### Records:

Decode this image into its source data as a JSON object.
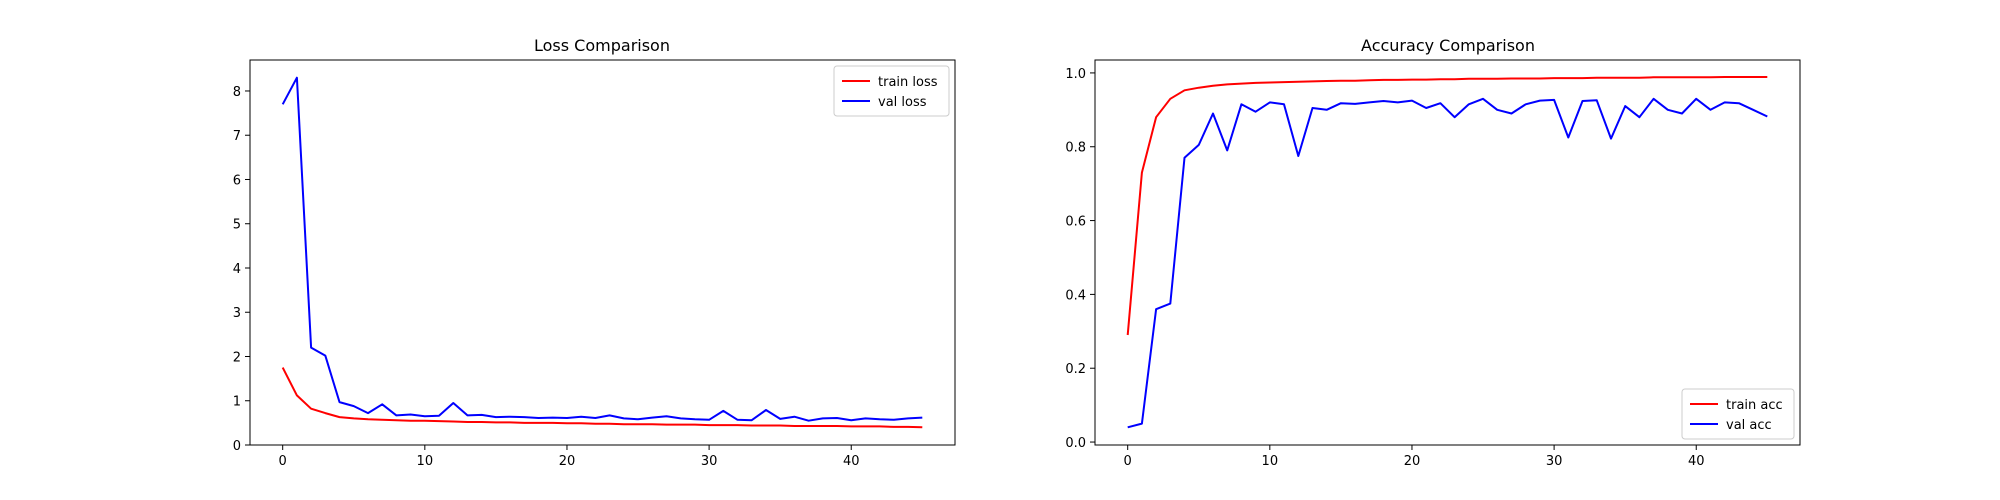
{
  "chart_data": [
    {
      "type": "line",
      "title": "Loss Comparison",
      "xlabel": "",
      "ylabel": "",
      "xlim": [
        -2.3,
        47.3
      ],
      "ylim": [
        0,
        8.7
      ],
      "x_ticks": [
        0,
        10,
        20,
        30,
        40
      ],
      "y_ticks": [
        0,
        1,
        2,
        3,
        4,
        5,
        6,
        7,
        8
      ],
      "legend_position": "top-right",
      "grid": false,
      "x": [
        0,
        1,
        2,
        3,
        4,
        5,
        6,
        7,
        8,
        9,
        10,
        11,
        12,
        13,
        14,
        15,
        16,
        17,
        18,
        19,
        20,
        21,
        22,
        23,
        24,
        25,
        26,
        27,
        28,
        29,
        30,
        31,
        32,
        33,
        34,
        35,
        36,
        37,
        38,
        39,
        40,
        41,
        42,
        43,
        44,
        45
      ],
      "series": [
        {
          "name": "train loss",
          "color": "#ff0000",
          "values": [
            1.75,
            1.12,
            0.82,
            0.72,
            0.63,
            0.6,
            0.58,
            0.57,
            0.56,
            0.55,
            0.55,
            0.54,
            0.53,
            0.52,
            0.52,
            0.51,
            0.51,
            0.5,
            0.5,
            0.5,
            0.49,
            0.49,
            0.48,
            0.48,
            0.47,
            0.47,
            0.47,
            0.46,
            0.46,
            0.46,
            0.45,
            0.45,
            0.45,
            0.44,
            0.44,
            0.44,
            0.43,
            0.43,
            0.43,
            0.43,
            0.42,
            0.42,
            0.42,
            0.41,
            0.41,
            0.4
          ]
        },
        {
          "name": "val loss",
          "color": "#0000ff",
          "values": [
            7.7,
            8.3,
            2.2,
            2.02,
            0.97,
            0.88,
            0.72,
            0.92,
            0.67,
            0.69,
            0.65,
            0.66,
            0.95,
            0.67,
            0.68,
            0.63,
            0.64,
            0.63,
            0.61,
            0.62,
            0.61,
            0.64,
            0.61,
            0.67,
            0.6,
            0.58,
            0.62,
            0.65,
            0.6,
            0.58,
            0.57,
            0.77,
            0.57,
            0.56,
            0.79,
            0.59,
            0.64,
            0.55,
            0.6,
            0.61,
            0.56,
            0.6,
            0.58,
            0.57,
            0.6,
            0.62
          ]
        }
      ]
    },
    {
      "type": "line",
      "title": "Accuracy Comparison",
      "xlabel": "",
      "ylabel": "",
      "xlim": [
        -2.3,
        47.3
      ],
      "ylim": [
        -0.008,
        1.035
      ],
      "x_ticks": [
        0,
        10,
        20,
        30,
        40
      ],
      "y_ticks": [
        0.0,
        0.2,
        0.4,
        0.6,
        0.8,
        1.0
      ],
      "legend_position": "bottom-right",
      "grid": false,
      "x": [
        0,
        1,
        2,
        3,
        4,
        5,
        6,
        7,
        8,
        9,
        10,
        11,
        12,
        13,
        14,
        15,
        16,
        17,
        18,
        19,
        20,
        21,
        22,
        23,
        24,
        25,
        26,
        27,
        28,
        29,
        30,
        31,
        32,
        33,
        34,
        35,
        36,
        37,
        38,
        39,
        40,
        41,
        42,
        43,
        44,
        45
      ],
      "series": [
        {
          "name": "train acc",
          "color": "#ff0000",
          "values": [
            0.29,
            0.73,
            0.88,
            0.93,
            0.953,
            0.96,
            0.965,
            0.969,
            0.971,
            0.973,
            0.974,
            0.975,
            0.976,
            0.977,
            0.978,
            0.979,
            0.979,
            0.98,
            0.981,
            0.981,
            0.982,
            0.982,
            0.983,
            0.983,
            0.984,
            0.984,
            0.984,
            0.985,
            0.985,
            0.985,
            0.986,
            0.986,
            0.986,
            0.987,
            0.987,
            0.987,
            0.987,
            0.988,
            0.988,
            0.988,
            0.988,
            0.988,
            0.989,
            0.989,
            0.989,
            0.989
          ]
        },
        {
          "name": "val acc",
          "color": "#0000ff",
          "values": [
            0.04,
            0.05,
            0.36,
            0.375,
            0.77,
            0.805,
            0.89,
            0.79,
            0.915,
            0.895,
            0.92,
            0.915,
            0.775,
            0.905,
            0.9,
            0.918,
            0.916,
            0.92,
            0.924,
            0.92,
            0.925,
            0.905,
            0.918,
            0.88,
            0.915,
            0.93,
            0.9,
            0.89,
            0.915,
            0.925,
            0.927,
            0.825,
            0.924,
            0.926,
            0.822,
            0.91,
            0.88,
            0.93,
            0.9,
            0.89,
            0.93,
            0.9,
            0.92,
            0.918,
            0.9,
            0.882
          ]
        }
      ]
    }
  ]
}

### EXERCISE AIM:
Identify the lines above with the word "Comparison". Copy them.

### RESPONSE TO THE TASK:
      "title": "Loss Comparison",
      "title": "Accuracy Comparison",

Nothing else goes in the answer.